*Description of the task*. Without the images, write out the whole listing exactly.

--- Begin Available records ---

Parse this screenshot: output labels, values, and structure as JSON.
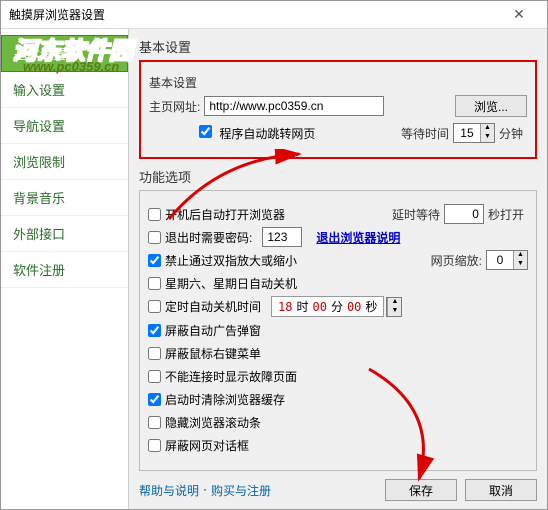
{
  "window": {
    "title": "触摸屏浏览器设置"
  },
  "watermark": {
    "text": "河东软件园",
    "url": "www.pc0359.cn"
  },
  "sidebar": {
    "items": [
      {
        "label": "基本设置"
      },
      {
        "label": "输入设置"
      },
      {
        "label": "导航设置"
      },
      {
        "label": "浏览限制"
      },
      {
        "label": "背景音乐"
      },
      {
        "label": "外部接口"
      },
      {
        "label": "软件注册"
      }
    ]
  },
  "basic": {
    "heading": "基本设置",
    "group_label": "基本设置",
    "home_label": "主页网址:",
    "home_value": "http://www.pc0359.cn",
    "browse_btn": "浏览...",
    "auto_jump_label": "程序自动跳转网页",
    "wait_label": "等待时间",
    "wait_value": "15",
    "wait_unit": "分钟"
  },
  "options": {
    "heading": "功能选项",
    "o1": {
      "label": "开机后自动打开浏览器",
      "delay_label": "延时等待",
      "delay_value": "0",
      "delay_unit": "秒打开"
    },
    "o2": {
      "label": "退出时需要密码:",
      "pwd_value": "123",
      "link": "退出浏览器说明"
    },
    "o3": {
      "label": "禁止通过双指放大或缩小",
      "zoom_label": "网页缩放:",
      "zoom_value": "0"
    },
    "o4": {
      "label": "星期六、星期日自动关机"
    },
    "o5": {
      "label": "定时自动关机时间",
      "hh": "18",
      "mm": "00",
      "ss": "00",
      "h_unit": "时",
      "m_unit": "分",
      "s_unit": "秒"
    },
    "o6": {
      "label": "屏蔽自动广告弹窗"
    },
    "o7": {
      "label": "屏蔽鼠标右键菜单"
    },
    "o8": {
      "label": "不能连接时显示故障页面"
    },
    "o9": {
      "label": "启动时清除浏览器缓存"
    },
    "o10": {
      "label": "隐藏浏览器滚动条"
    },
    "o11": {
      "label": "屏蔽网页对话框"
    }
  },
  "footer": {
    "help": "帮助与说明",
    "dot": "·",
    "buy": "购买与注册",
    "save": "保存",
    "cancel": "取消"
  }
}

--- End Available records ---

*Exercise result*.
Parse this screenshot: output labels, values, and structure as JSON.
{
  "window": {
    "title": "触摸屏浏览器设置"
  },
  "watermark": {
    "text": "河东软件园",
    "url": "www.pc0359.cn"
  },
  "sidebar": {
    "items": [
      {
        "label": "基本设置"
      },
      {
        "label": "输入设置"
      },
      {
        "label": "导航设置"
      },
      {
        "label": "浏览限制"
      },
      {
        "label": "背景音乐"
      },
      {
        "label": "外部接口"
      },
      {
        "label": "软件注册"
      }
    ]
  },
  "basic": {
    "heading": "基本设置",
    "group_label": "基本设置",
    "home_label": "主页网址:",
    "home_value": "http://www.pc0359.cn",
    "browse_btn": "浏览...",
    "auto_jump_label": "程序自动跳转网页",
    "wait_label": "等待时间",
    "wait_value": "15",
    "wait_unit": "分钟"
  },
  "options": {
    "heading": "功能选项",
    "o1": {
      "label": "开机后自动打开浏览器",
      "delay_label": "延时等待",
      "delay_value": "0",
      "delay_unit": "秒打开"
    },
    "o2": {
      "label": "退出时需要密码:",
      "pwd_value": "123",
      "link": "退出浏览器说明"
    },
    "o3": {
      "label": "禁止通过双指放大或缩小",
      "zoom_label": "网页缩放:",
      "zoom_value": "0"
    },
    "o4": {
      "label": "星期六、星期日自动关机"
    },
    "o5": {
      "label": "定时自动关机时间",
      "hh": "18",
      "mm": "00",
      "ss": "00",
      "h_unit": "时",
      "m_unit": "分",
      "s_unit": "秒"
    },
    "o6": {
      "label": "屏蔽自动广告弹窗"
    },
    "o7": {
      "label": "屏蔽鼠标右键菜单"
    },
    "o8": {
      "label": "不能连接时显示故障页面"
    },
    "o9": {
      "label": "启动时清除浏览器缓存"
    },
    "o10": {
      "label": "隐藏浏览器滚动条"
    },
    "o11": {
      "label": "屏蔽网页对话框"
    }
  },
  "footer": {
    "help": "帮助与说明",
    "dot": "·",
    "buy": "购买与注册",
    "save": "保存",
    "cancel": "取消"
  }
}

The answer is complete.